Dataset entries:
----

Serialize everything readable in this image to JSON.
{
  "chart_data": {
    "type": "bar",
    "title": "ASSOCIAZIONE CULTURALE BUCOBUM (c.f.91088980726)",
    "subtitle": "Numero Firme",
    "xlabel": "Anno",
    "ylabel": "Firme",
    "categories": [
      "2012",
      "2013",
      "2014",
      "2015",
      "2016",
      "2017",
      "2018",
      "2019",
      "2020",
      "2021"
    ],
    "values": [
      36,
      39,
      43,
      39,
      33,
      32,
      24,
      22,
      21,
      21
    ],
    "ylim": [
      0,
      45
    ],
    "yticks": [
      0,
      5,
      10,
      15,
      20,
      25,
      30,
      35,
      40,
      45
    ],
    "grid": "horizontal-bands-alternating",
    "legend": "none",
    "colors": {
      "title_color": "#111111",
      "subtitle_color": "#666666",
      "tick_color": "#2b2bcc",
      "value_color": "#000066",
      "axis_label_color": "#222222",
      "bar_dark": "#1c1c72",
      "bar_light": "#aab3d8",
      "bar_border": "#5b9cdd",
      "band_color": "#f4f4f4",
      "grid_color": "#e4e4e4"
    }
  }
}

----

(Task details): Extract every line from the records above that contains the word "Firme".

(Solution to this task):
    "subtitle": "Numero Firme",
    "ylabel": "Firme",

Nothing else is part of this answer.